Поставленная задача 1:
В каком университете получил юридическое образование юрист, чью речь приводит отрывок о римском праве?

Для чего нужно римское право – право народов
Фото: pexels
Автор этих строк решил поступить следующим образом. В 2025 году исполняется 500 лет с момента завершения Крестьянской войны на территории Священной римской империи – одного из крупнейших социальных конфликтов в мировой истории наряду с французской и русской революциями.
В ходе столкновений восставшая толпа, помимо всего прочего, расправлялась с так называемыми "докторами права" – т.е. теми юристами, которые и распространяли в Европе римское право. Вот речь одного из них, эдакого немецкого Цицерона, получившего юридическое образование в Гейдельбергском университете, перед тем, как крестьяне его не то повесили, а может, отрезали голову, и приводит автор.
Свод римского права
"Вы спрашиваете, какое нам дело до римского права, если мы живем не в Риме? На что нам законы древних римлян, если они теперь не нужны даже древним римлянам, ведь и Древнего Рима больше нет – ни специфического уклада жизни граждан того государства, ни самого государства (хотя короли и используют его имя)? Так пусть их jus privatum и jus publicum (право частное и публичное) достаются истории, раз не уберегли их от суда истории. А нам, у себя дома, потребны свои законы.
Я, пожалуй, соглашусь с вами относительно jus publicum. "Гениальная парадоксия" устройства Римской республики пусть и оригинальна в высшей степени (коллегиальность магистратур, где полнота власти каждого магистрата может быть парализована veto коллеги), но сейчас может заинтересовать сравнительно небольшой круг ученых любителей античности.
Другое дело – jus privatum, право частное, которое, как следует из хрестоматийного определения римского юриста-классика Ульпиана, обращено ad singulorum utilitatem, к пользе отдельных лиц. То есть, ко всем – в том числе и к нам с вами. Ведь, когда мы совершаем сделки: женимся, наследуем, продаем и покупаем – мы не швабы, саксонцы или тирольцы, и даже не германцы или римляне. Мы просто частные лица. А это значит, что римское право подходит и нам. Причем подходит как никакое другое.

Поставленная задача 2:
Повторите без изменений строки из записей, начиная со строки, где есть "layer-order-button[interactable] <box>238 304", и заканчивая строкой, где есть "tab-label: 形状 <box>373 263 400 278</box>".

Набор данных:
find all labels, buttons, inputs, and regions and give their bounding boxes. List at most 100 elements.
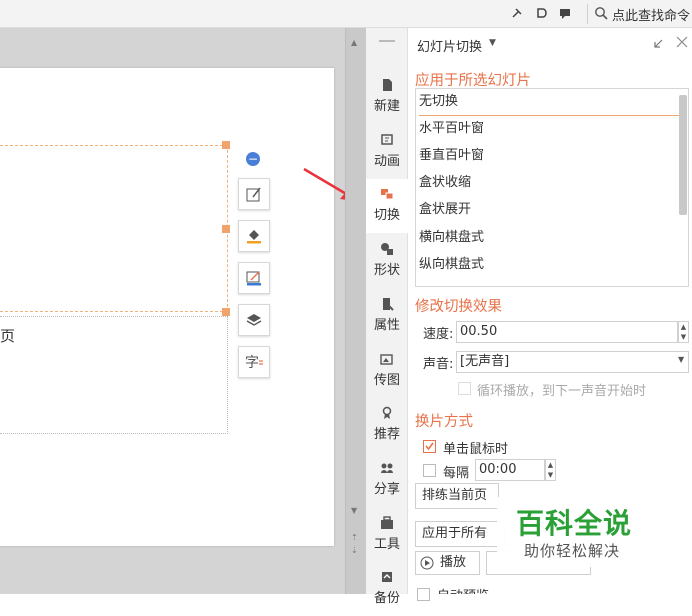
layer-order-button[interactable] <box>238 304 270 336</box>
tab-label: 动画 <box>373 154 400 169</box>
edit-shape-button[interactable] <box>238 178 270 210</box>
sound-select[interactable]: [无声音] <box>456 351 689 373</box>
tabbar-grip <box>379 40 395 42</box>
every-time-spinner[interactable]: ▲ ▼ <box>545 459 556 481</box>
tab-backup[interactable]: 备份 <box>366 562 408 616</box>
transition-item[interactable]: 垂直百叶窗 <box>419 143 681 169</box>
resize-handle[interactable] <box>222 308 230 316</box>
properties-icon <box>383 298 394 311</box>
transition-item[interactable]: 无切换 <box>419 89 681 116</box>
tab-label: 切换 <box>373 208 400 223</box>
tab-label: 形状 <box>373 263 400 278</box>
collapse-minus-icon[interactable]: − <box>246 152 260 166</box>
command-search-input[interactable]: 点此查找命令 <box>612 5 692 24</box>
tab-shape[interactable]: 形状 <box>366 234 408 288</box>
toolbox-icon <box>381 516 393 529</box>
every-time-input[interactable]: 00:00 <box>475 459 545 481</box>
tab-label: 新建 <box>373 99 400 114</box>
outline-pen-icon <box>246 271 261 286</box>
transition-item[interactable]: 盒状收缩 <box>419 170 681 196</box>
animation-icon <box>381 134 393 145</box>
top-icon-group <box>510 6 572 22</box>
scroll-down-arrow-icon[interactable]: ▼ <box>351 506 357 515</box>
edit-pencil-icon <box>246 187 261 202</box>
recommend-icon <box>382 406 392 419</box>
auto-preview-checkbox[interactable] <box>417 588 430 601</box>
auto-preview-label: 自动预览 <box>437 585 489 594</box>
upload-image-icon <box>380 354 393 365</box>
comment-tool-icon[interactable] <box>558 6 572 20</box>
play-icon <box>420 556 434 570</box>
share-icon <box>381 463 393 473</box>
every-checkbox[interactable] <box>423 464 436 477</box>
resize-handle[interactable] <box>222 225 230 233</box>
layers-icon <box>246 314 262 326</box>
tab-transition[interactable]: 切换 <box>366 179 408 233</box>
sound-dropdown-icon[interactable]: ▼ <box>678 355 684 364</box>
speed-label: 速度: <box>423 327 454 342</box>
transition-item[interactable]: 纵向棋盘式 <box>419 252 681 278</box>
advance-section-heading: 换片方式 <box>415 414 473 430</box>
on-click-label: 单击鼠标时 <box>443 442 509 457</box>
speed-spinner[interactable]: ▲ ▼ <box>678 321 689 343</box>
prev-page-icon[interactable]: ⇡ <box>351 533 358 542</box>
speed-input[interactable]: 00.50 <box>456 321 678 343</box>
tab-label: 工具 <box>373 537 400 552</box>
tab-properties[interactable]: 属性 <box>366 289 408 343</box>
canvas-vertical-scrollbar[interactable]: ▲ ▼ ⇡ ⇣ <box>345 28 366 594</box>
task-pane-tabbar: 新建 动画 切换 形状 属性 传图 推荐 分享 工具 备份 <box>366 28 408 606</box>
tab-label: 属性 <box>373 318 400 333</box>
loop-label: 循环播放，到下一声音开始时 <box>477 384 647 399</box>
transition-item[interactable]: 盒状展开 <box>419 197 681 223</box>
sound-label: 声音: <box>423 357 454 372</box>
tab-new[interactable]: 新建 <box>366 70 408 124</box>
shape-icon <box>381 243 393 255</box>
transition-list-scrollbar[interactable] <box>679 95 687 215</box>
content-placeholder-box[interactable] <box>0 316 228 434</box>
transition-list[interactable]: 无切换 水平百叶窗 垂直百叶窗 盒状收缩 盒状展开 横向棋盘式 纵向棋盘式 <box>415 88 689 287</box>
watermark-title: 百科全说 <box>516 507 633 540</box>
tab-upload-image[interactable]: 传图 <box>366 344 408 398</box>
transition-icon <box>381 189 394 200</box>
tab-label: 备份 <box>373 591 400 606</box>
transition-item[interactable]: 横向棋盘式 <box>419 225 681 251</box>
tab-tools[interactable]: 工具 <box>366 508 408 562</box>
apply-to-all-button[interactable]: 应用于所有 <box>415 521 505 547</box>
rehearse-button[interactable]: 排练当前页 <box>415 483 499 509</box>
every-label: 每隔 <box>443 466 470 481</box>
resize-handle[interactable] <box>222 141 230 149</box>
line-color-button[interactable] <box>238 262 270 294</box>
new-icon <box>383 79 392 91</box>
tab-label: 分享 <box>373 482 400 497</box>
shield-tool-icon[interactable] <box>534 6 548 20</box>
selected-text-box[interactable] <box>0 145 228 312</box>
checkmark-icon <box>425 442 434 451</box>
fill-color-button[interactable] <box>238 220 270 252</box>
apply-section-heading: 应用于所选幻灯片 <box>415 73 531 89</box>
scroll-up-arrow-icon[interactable]: ▲ <box>351 38 357 47</box>
tab-share[interactable]: 分享 <box>366 453 408 507</box>
close-icon[interactable] <box>675 35 689 49</box>
pin-tool-icon[interactable] <box>510 6 524 20</box>
tab-recommend[interactable]: 推荐 <box>366 398 408 452</box>
slide-text-fragment[interactable]: 页 <box>0 325 15 346</box>
modify-section-heading: 修改切换效果 <box>415 299 502 315</box>
loop-checkbox[interactable] <box>458 382 471 395</box>
paint-bucket-icon <box>247 230 261 244</box>
toolbar-divider <box>587 4 588 24</box>
transition-item[interactable]: 水平百叶窗 <box>419 116 681 142</box>
search-icon[interactable] <box>594 6 608 20</box>
svg-text:字: 字 <box>245 355 259 371</box>
text-format-button[interactable]: 字 <box>238 346 270 378</box>
on-click-checkbox[interactable] <box>423 440 436 453</box>
tab-label: 推荐 <box>373 427 400 442</box>
tab-animation[interactable]: 动画 <box>366 125 408 179</box>
next-page-icon[interactable]: ⇣ <box>351 546 358 555</box>
panel-title-dropdown-icon[interactable]: ▼ <box>489 38 496 48</box>
watermark-subtitle: 助你轻松解决 <box>524 542 621 560</box>
panel-title[interactable]: 幻灯片切换 <box>417 36 482 55</box>
tab-label: 传图 <box>373 373 400 388</box>
backup-icon <box>382 572 392 582</box>
dock-panel-icon[interactable] <box>652 36 666 50</box>
text-style-icon: 字 <box>245 355 263 371</box>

Результат упражнения 1:
В Гейдельбергском университете.

Результат упражнения 2:
layer-order-button[interactable] <box>238 304 270 336</box>
tab-label: 动画 <box>373 154 400 169</box>
edit-shape-button[interactable] <box>238 178 270 210</box>
sound-select[interactable]: [无声音] <box>456 351 689 373</box>
tabbar-grip <box>379 40 395 42</box>
every-time-spinner[interactable]: ▲ ▼ <box>545 459 556 481</box>
tab-backup[interactable]: 备份 <box>366 562 408 616</box>
transition-item[interactable]: 垂直百叶窗 <box>419 143 681 169</box>
resize-handle[interactable] <box>222 308 230 316</box>
properties-icon <box>383 298 394 311</box>
transition-item[interactable]: 无切换 <box>419 89 681 116</box>
tab-label: 切换 <box>373 208 400 223</box>
tab-label: 形状 <box>373 263 400 278</box>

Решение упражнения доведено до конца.